TASK TO CARRY OUT → Restate all the material verbatim, except for the pictures.

INPUT RECORDS →
--*--

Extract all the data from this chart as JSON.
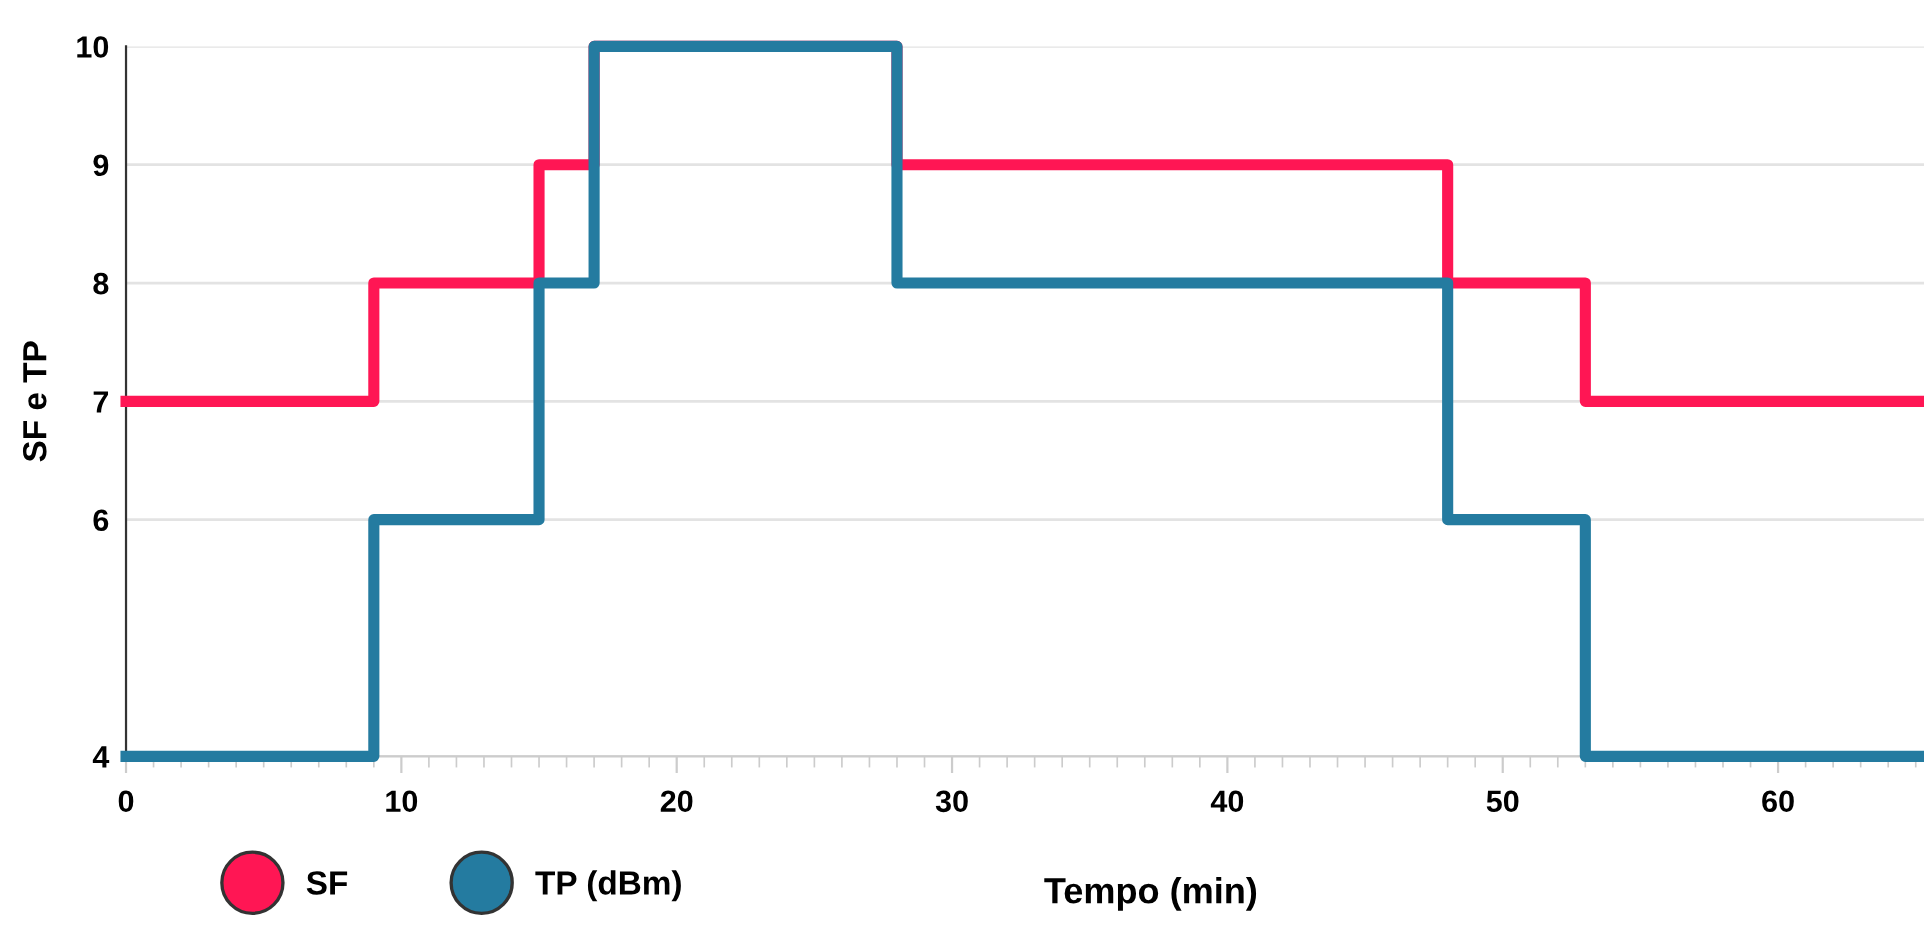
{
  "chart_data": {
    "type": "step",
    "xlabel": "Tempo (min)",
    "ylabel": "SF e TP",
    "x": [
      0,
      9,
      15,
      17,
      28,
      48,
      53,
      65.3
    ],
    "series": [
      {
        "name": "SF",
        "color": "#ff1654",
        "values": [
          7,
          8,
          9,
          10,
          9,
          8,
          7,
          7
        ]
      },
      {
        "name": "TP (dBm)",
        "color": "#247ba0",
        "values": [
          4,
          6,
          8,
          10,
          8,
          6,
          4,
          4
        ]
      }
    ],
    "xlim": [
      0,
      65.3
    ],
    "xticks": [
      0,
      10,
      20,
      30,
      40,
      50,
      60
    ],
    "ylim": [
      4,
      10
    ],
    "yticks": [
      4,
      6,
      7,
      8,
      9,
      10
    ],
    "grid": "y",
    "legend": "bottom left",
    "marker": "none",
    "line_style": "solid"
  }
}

--*--

SOLUTION FOR THIS EXERCISE →
Extract all the data from this chart as JSON.
{
  "chart_data": {
    "type": "step",
    "xlabel": "Tempo (min)",
    "ylabel": "SF e TP",
    "x": [
      0,
      9,
      15,
      17,
      28,
      48,
      53,
      65.3
    ],
    "series": [
      {
        "name": "SF",
        "color": "#ff1654",
        "values": [
          7,
          8,
          9,
          10,
          9,
          8,
          7,
          7
        ]
      },
      {
        "name": "TP (dBm)",
        "color": "#247ba0",
        "values": [
          4,
          6,
          8,
          10,
          8,
          6,
          4,
          4
        ]
      }
    ],
    "xlim": [
      0,
      65.3
    ],
    "xticks": [
      0,
      10,
      20,
      30,
      40,
      50,
      60
    ],
    "ylim": [
      4,
      10
    ],
    "yticks": [
      4,
      6,
      7,
      8,
      9,
      10
    ],
    "grid": "y",
    "legend": "bottom left",
    "marker": "none",
    "line_style": "solid"
  }
}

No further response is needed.